**JOB**
Copy out every record below exactly as written, but leave out any pictures.

** BEGIN **

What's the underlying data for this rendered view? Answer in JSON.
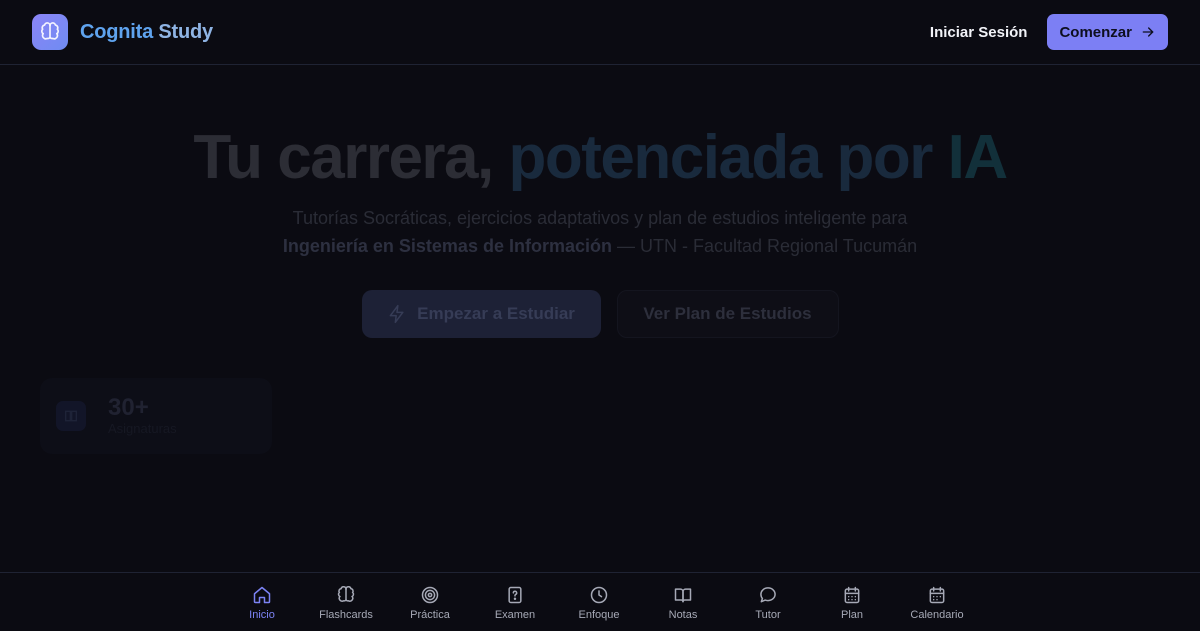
{
  "header": {
    "brand_part1": "Cognita",
    "brand_part2": "Study",
    "login_label": "Iniciar Sesión",
    "start_label": "Comenzar"
  },
  "hero": {
    "title_part1": "Tu carrera,",
    "title_part2": "potenciada por",
    "title_part3": "IA",
    "subtitle_line1": "Tutorías Socráticas, ejercicios adaptativos y plan de estudios inteligente para",
    "subtitle_bold": "Ingeniería en Sistemas de Información",
    "subtitle_rest": " — UTN - Facultad Regional Tucumán",
    "primary_cta": "Empezar a Estudiar",
    "secondary_cta": "Ver Plan de Estudios"
  },
  "stat": {
    "value": "30+",
    "label": "Asignaturas"
  },
  "nav": {
    "items": [
      {
        "label": "Inicio",
        "icon": "home-icon",
        "active": true
      },
      {
        "label": "Flashcards",
        "icon": "brain-icon",
        "active": false
      },
      {
        "label": "Práctica",
        "icon": "target-icon",
        "active": false
      },
      {
        "label": "Examen",
        "icon": "question-file-icon",
        "active": false
      },
      {
        "label": "Enfoque",
        "icon": "clock-icon",
        "active": false
      },
      {
        "label": "Notas",
        "icon": "book-icon",
        "active": false
      },
      {
        "label": "Tutor",
        "icon": "chat-icon",
        "active": false
      },
      {
        "label": "Plan",
        "icon": "calendar-grid-icon",
        "active": false
      },
      {
        "label": "Calendario",
        "icon": "calendar-icon",
        "active": false
      }
    ]
  },
  "colors": {
    "accent": "#7c7ff4",
    "background": "#0b0b12",
    "brand_blue": "#5fa3ee"
  }
}
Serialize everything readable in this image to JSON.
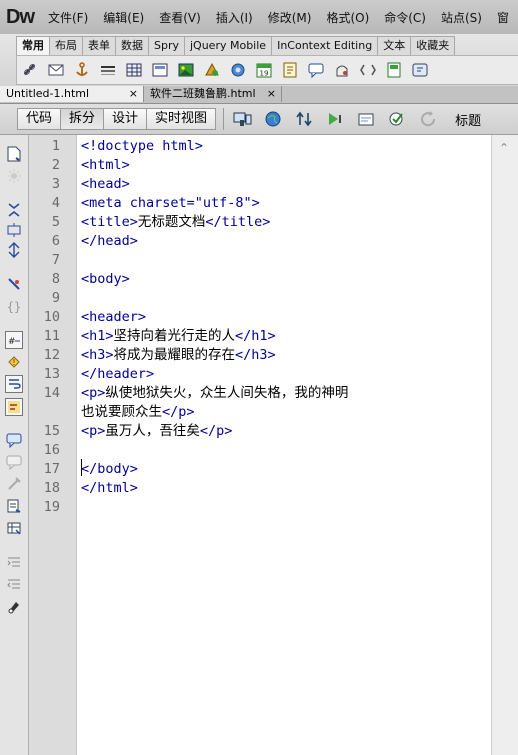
{
  "app": {
    "logo": "Dw"
  },
  "menu": [
    "文件(F)",
    "编辑(E)",
    "查看(V)",
    "插入(I)",
    "修改(M)",
    "格式(O)",
    "命令(C)",
    "站点(S)",
    "窗"
  ],
  "insert_tabs": [
    "常用",
    "布局",
    "表单",
    "数据",
    "Spry",
    "jQuery Mobile",
    "InContext Editing",
    "文本",
    "收藏夹"
  ],
  "insert_icons": [
    "hyperlink-icon",
    "email-link-icon",
    "named-anchor-icon",
    "horizontal-rule-icon",
    "table-icon",
    "insert-div-icon",
    "image-icon",
    "media-icon",
    "widget-icon",
    "date-icon",
    "server-include-icon",
    "comment-icon",
    "head-icon",
    "script-icon",
    "templates-icon",
    "tag-chooser-icon"
  ],
  "doc_tabs": [
    {
      "name": "Untitled-1.html",
      "close": "×"
    },
    {
      "name": "软件二班魏鲁鹏.html",
      "close": "×"
    }
  ],
  "view_buttons": [
    "代码",
    "拆分",
    "设计",
    "实时视图"
  ],
  "view_title": "标题",
  "line_numbers": [
    "1",
    "2",
    "3",
    "4",
    "5",
    "6",
    "7",
    "8",
    "9",
    "10",
    "11",
    "12",
    "13",
    "14",
    "",
    "15",
    "16",
    "17",
    "18",
    "19"
  ],
  "code_lines": [
    {
      "tag": "<!doctype html>",
      "text": "",
      "tag2": ""
    },
    {
      "tag": "<html>",
      "text": "",
      "tag2": ""
    },
    {
      "tag": "<head>",
      "text": "",
      "tag2": ""
    },
    {
      "tag": "<meta charset=\"utf-8\">",
      "text": "",
      "tag2": ""
    },
    {
      "tag": "<title>",
      "text": "无标题文档",
      "tag2": "</title>"
    },
    {
      "tag": "</head>",
      "text": "",
      "tag2": ""
    },
    {
      "tag": "",
      "text": "",
      "tag2": ""
    },
    {
      "tag": "<body>",
      "text": "",
      "tag2": ""
    },
    {
      "tag": "",
      "text": "",
      "tag2": ""
    },
    {
      "tag": "<header>",
      "text": "",
      "tag2": ""
    },
    {
      "tag": "<h1>",
      "text": "坚持向着光行走的人",
      "tag2": "</h1>"
    },
    {
      "tag": "<h3>",
      "text": "将成为最耀眼的存在",
      "tag2": "</h3>"
    },
    {
      "tag": "</header>",
      "text": "",
      "tag2": ""
    },
    {
      "tag": "<p>",
      "text": "纵使地狱失火，众生人间失格，我的神明",
      "tag2": ""
    },
    {
      "tag": "",
      "text": "也说要顾众生",
      "tag2": "</p>"
    },
    {
      "tag": "<p>",
      "text": "虽万人，吾往矣",
      "tag2": "</p>"
    },
    {
      "tag": "",
      "text": "",
      "tag2": ""
    },
    {
      "tag": "</body>",
      "text": "",
      "tag2": ""
    },
    {
      "tag": "</html>",
      "text": "",
      "tag2": ""
    },
    {
      "tag": "",
      "text": "",
      "tag2": ""
    }
  ]
}
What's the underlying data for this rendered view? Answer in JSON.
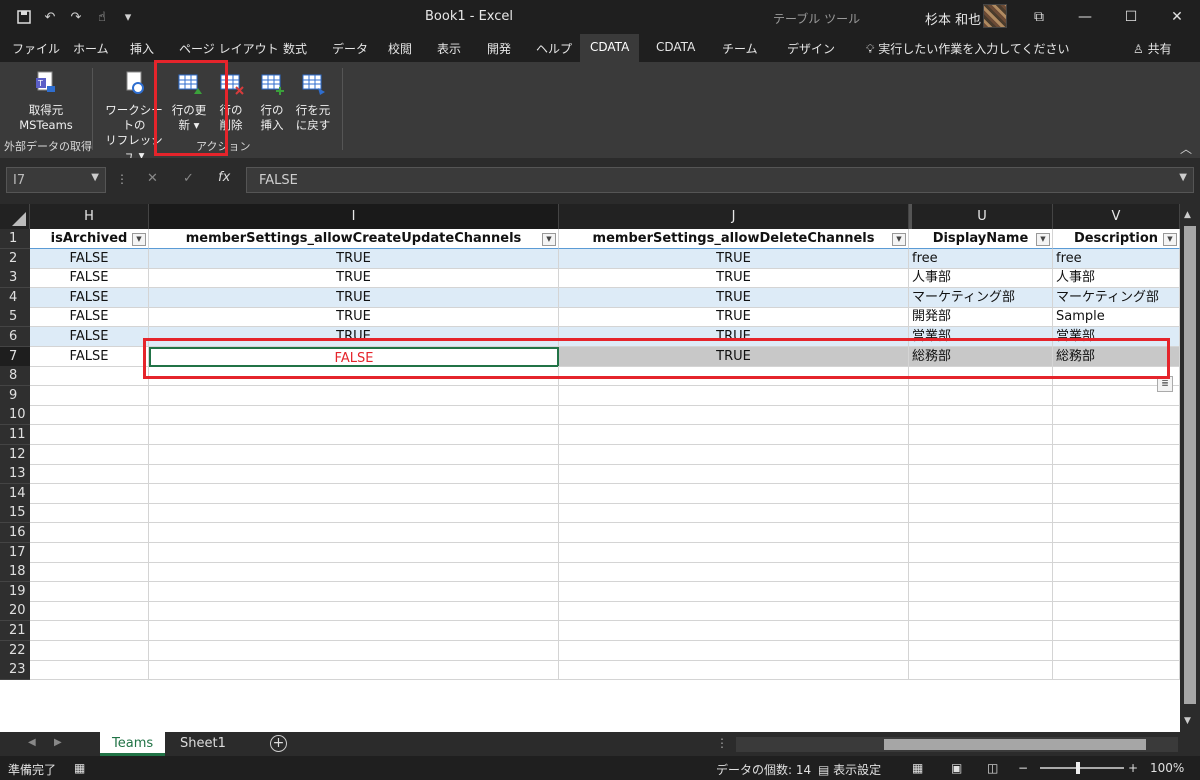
{
  "window": {
    "title": "Book1 - Excel",
    "context_tab": "テーブル ツール",
    "user": "杉本 和也",
    "controls": [
      "⧉",
      "—",
      "☐",
      "✕"
    ]
  },
  "menu": {
    "tabs": [
      "ファイル",
      "ホーム",
      "挿入",
      "ページ レイアウト",
      "数式",
      "データ",
      "校閲",
      "表示",
      "開発",
      "ヘルプ",
      "CDATA",
      "CDATA",
      "チーム",
      "デザイン"
    ],
    "tellme": "実行したい作業を入力してください",
    "share": "共有"
  },
  "ribbon": {
    "get_source": {
      "line1": "取得元",
      "line2": "MSTeams"
    },
    "group_external": "外部データの取得",
    "refresh": {
      "line1": "ワークシートの",
      "line2": "リフレッシュ ▾"
    },
    "update_row": {
      "line1": "行の更",
      "line2": "新 ▾"
    },
    "delete_row": {
      "line1": "行の",
      "line2": "削除"
    },
    "insert_row": {
      "line1": "行の",
      "line2": "挿入"
    },
    "revert_row": {
      "line1": "行を元",
      "line2": "に戻す"
    },
    "group_action": "アクション"
  },
  "formula_bar": {
    "name_box": "I7",
    "fx": "fx",
    "value": "FALSE"
  },
  "grid": {
    "columns": [
      "H",
      "I",
      "J",
      "U",
      "V"
    ],
    "headers": [
      "isArchived",
      "memberSettings_allowCreateUpdateChannels",
      "memberSettings_allowDeleteChannels",
      "DisplayName",
      "Description"
    ],
    "rows": [
      [
        "FALSE",
        "TRUE",
        "TRUE",
        "free",
        "free"
      ],
      [
        "FALSE",
        "TRUE",
        "TRUE",
        "人事部",
        "人事部"
      ],
      [
        "FALSE",
        "TRUE",
        "TRUE",
        "マーケティング部",
        "マーケティング部"
      ],
      [
        "FALSE",
        "TRUE",
        "TRUE",
        "開発部",
        "Sample"
      ],
      [
        "FALSE",
        "TRUE",
        "TRUE",
        "営業部",
        "営業部"
      ],
      [
        "FALSE",
        "FALSE",
        "TRUE",
        "総務部",
        "総務部"
      ]
    ],
    "row_numbers": [
      "1",
      "2",
      "3",
      "4",
      "5",
      "6",
      "7",
      "8",
      "9",
      "10",
      "11",
      "12",
      "13",
      "14",
      "15",
      "16",
      "17",
      "18",
      "19",
      "20",
      "21",
      "22",
      "23"
    ],
    "edited_color": "#e5242b",
    "highlight_color": "#e5242b"
  },
  "sheets": {
    "tabs": [
      "Teams",
      "Sheet1"
    ],
    "active": "Teams"
  },
  "status": {
    "ready": "準備完了",
    "count": "データの個数: 14",
    "display_settings": "表示設定",
    "zoom": "100%"
  }
}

** END **

**SOLUTION FOR THIS EXERCISE**
What's the underlying data for this rendered view? Answer in JSON.
{
  "header": {
    "brand_part1": "Cognita",
    "brand_part2": "Study",
    "login_label": "Iniciar Sesión",
    "start_label": "Comenzar"
  },
  "hero": {
    "title_part1": "Tu carrera,",
    "title_part2": "potenciada por",
    "title_part3": "IA",
    "subtitle_line1": "Tutorías Socráticas, ejercicios adaptativos y plan de estudios inteligente para",
    "subtitle_bold": "Ingeniería en Sistemas de Información",
    "subtitle_rest": " — UTN - Facultad Regional Tucumán",
    "primary_cta": "Empezar a Estudiar",
    "secondary_cta": "Ver Plan de Estudios"
  },
  "stat": {
    "value": "30+",
    "label": "Asignaturas"
  },
  "nav": {
    "items": [
      {
        "label": "Inicio",
        "icon": "home-icon",
        "active": true
      },
      {
        "label": "Flashcards",
        "icon": "brain-icon",
        "active": false
      },
      {
        "label": "Práctica",
        "icon": "target-icon",
        "active": false
      },
      {
        "label": "Examen",
        "icon": "question-file-icon",
        "active": false
      },
      {
        "label": "Enfoque",
        "icon": "clock-icon",
        "active": false
      },
      {
        "label": "Notas",
        "icon": "book-icon",
        "active": false
      },
      {
        "label": "Tutor",
        "icon": "chat-icon",
        "active": false
      },
      {
        "label": "Plan",
        "icon": "calendar-grid-icon",
        "active": false
      },
      {
        "label": "Calendario",
        "icon": "calendar-icon",
        "active": false
      }
    ]
  },
  "colors": {
    "accent": "#7c7ff4",
    "background": "#0b0b12",
    "brand_blue": "#5fa3ee"
  }
}
Serialize everything readable in this image to JSON.
{
  "app": {
    "logo": "Dw"
  },
  "menu": [
    "文件(F)",
    "编辑(E)",
    "查看(V)",
    "插入(I)",
    "修改(M)",
    "格式(O)",
    "命令(C)",
    "站点(S)",
    "窗"
  ],
  "insert_tabs": [
    "常用",
    "布局",
    "表单",
    "数据",
    "Spry",
    "jQuery Mobile",
    "InContext Editing",
    "文本",
    "收藏夹"
  ],
  "insert_icons": [
    "hyperlink-icon",
    "email-link-icon",
    "named-anchor-icon",
    "horizontal-rule-icon",
    "table-icon",
    "insert-div-icon",
    "image-icon",
    "media-icon",
    "widget-icon",
    "date-icon",
    "server-include-icon",
    "comment-icon",
    "head-icon",
    "script-icon",
    "templates-icon",
    "tag-chooser-icon"
  ],
  "doc_tabs": [
    {
      "name": "Untitled-1.html",
      "close": "×"
    },
    {
      "name": "软件二班魏鲁鹏.html",
      "close": "×"
    }
  ],
  "view_buttons": [
    "代码",
    "拆分",
    "设计",
    "实时视图"
  ],
  "view_title": "标题",
  "line_numbers": [
    "1",
    "2",
    "3",
    "4",
    "5",
    "6",
    "7",
    "8",
    "9",
    "10",
    "11",
    "12",
    "13",
    "14",
    "",
    "15",
    "16",
    "17",
    "18",
    "19"
  ],
  "code_lines": [
    {
      "tag": "<!doctype html>",
      "text": "",
      "tag2": ""
    },
    {
      "tag": "<html>",
      "text": "",
      "tag2": ""
    },
    {
      "tag": "<head>",
      "text": "",
      "tag2": ""
    },
    {
      "tag": "<meta charset=\"utf-8\">",
      "text": "",
      "tag2": ""
    },
    {
      "tag": "<title>",
      "text": "无标题文档",
      "tag2": "</title>"
    },
    {
      "tag": "</head>",
      "text": "",
      "tag2": ""
    },
    {
      "tag": "",
      "text": "",
      "tag2": ""
    },
    {
      "tag": "<body>",
      "text": "",
      "tag2": ""
    },
    {
      "tag": "",
      "text": "",
      "tag2": ""
    },
    {
      "tag": "<header>",
      "text": "",
      "tag2": ""
    },
    {
      "tag": "<h1>",
      "text": "坚持向着光行走的人",
      "tag2": "</h1>"
    },
    {
      "tag": "<h3>",
      "text": "将成为最耀眼的存在",
      "tag2": "</h3>"
    },
    {
      "tag": "</header>",
      "text": "",
      "tag2": ""
    },
    {
      "tag": "<p>",
      "text": "纵使地狱失火，众生人间失格，我的神明",
      "tag2": ""
    },
    {
      "tag": "",
      "text": "也说要顾众生",
      "tag2": "</p>"
    },
    {
      "tag": "<p>",
      "text": "虽万人，吾往矣",
      "tag2": "</p>"
    },
    {
      "tag": "",
      "text": "",
      "tag2": ""
    },
    {
      "tag": "</body>",
      "text": "",
      "tag2": ""
    },
    {
      "tag": "</html>",
      "text": "",
      "tag2": ""
    },
    {
      "tag": "",
      "text": "",
      "tag2": ""
    }
  ]
}
What's the underlying data for this rendered view? Answer in JSON.
{
  "window": {
    "title": "Book1 - Excel",
    "context_tab": "テーブル ツール",
    "user": "杉本 和也",
    "controls": [
      "⧉",
      "—",
      "☐",
      "✕"
    ]
  },
  "menu": {
    "tabs": [
      "ファイル",
      "ホーム",
      "挿入",
      "ページ レイアウト",
      "数式",
      "データ",
      "校閲",
      "表示",
      "開発",
      "ヘルプ",
      "CDATA",
      "CDATA",
      "チーム",
      "デザイン"
    ],
    "tellme": "実行したい作業を入力してください",
    "share": "共有"
  },
  "ribbon": {
    "get_source": {
      "line1": "取得元",
      "line2": "MSTeams"
    },
    "group_external": "外部データの取得",
    "refresh": {
      "line1": "ワークシートの",
      "line2": "リフレッシュ ▾"
    },
    "update_row": {
      "line1": "行の更",
      "line2": "新 ▾"
    },
    "delete_row": {
      "line1": "行の",
      "line2": "削除"
    },
    "insert_row": {
      "line1": "行の",
      "line2": "挿入"
    },
    "revert_row": {
      "line1": "行を元",
      "line2": "に戻す"
    },
    "group_action": "アクション"
  },
  "formula_bar": {
    "name_box": "I7",
    "fx": "fx",
    "value": "FALSE"
  },
  "grid": {
    "columns": [
      "H",
      "I",
      "J",
      "U",
      "V"
    ],
    "headers": [
      "isArchived",
      "memberSettings_allowCreateUpdateChannels",
      "memberSettings_allowDeleteChannels",
      "DisplayName",
      "Description"
    ],
    "rows": [
      [
        "FALSE",
        "TRUE",
        "TRUE",
        "free",
        "free"
      ],
      [
        "FALSE",
        "TRUE",
        "TRUE",
        "人事部",
        "人事部"
      ],
      [
        "FALSE",
        "TRUE",
        "TRUE",
        "マーケティング部",
        "マーケティング部"
      ],
      [
        "FALSE",
        "TRUE",
        "TRUE",
        "開発部",
        "Sample"
      ],
      [
        "FALSE",
        "TRUE",
        "TRUE",
        "営業部",
        "営業部"
      ],
      [
        "FALSE",
        "FALSE",
        "TRUE",
        "総務部",
        "総務部"
      ]
    ],
    "row_numbers": [
      "1",
      "2",
      "3",
      "4",
      "5",
      "6",
      "7",
      "8",
      "9",
      "10",
      "11",
      "12",
      "13",
      "14",
      "15",
      "16",
      "17",
      "18",
      "19",
      "20",
      "21",
      "22",
      "23"
    ],
    "edited_color": "#e5242b",
    "highlight_color": "#e5242b"
  },
  "sheets": {
    "tabs": [
      "Teams",
      "Sheet1"
    ],
    "active": "Teams"
  },
  "status": {
    "ready": "準備完了",
    "count": "データの個数: 14",
    "display_settings": "表示設定",
    "zoom": "100%"
  }
}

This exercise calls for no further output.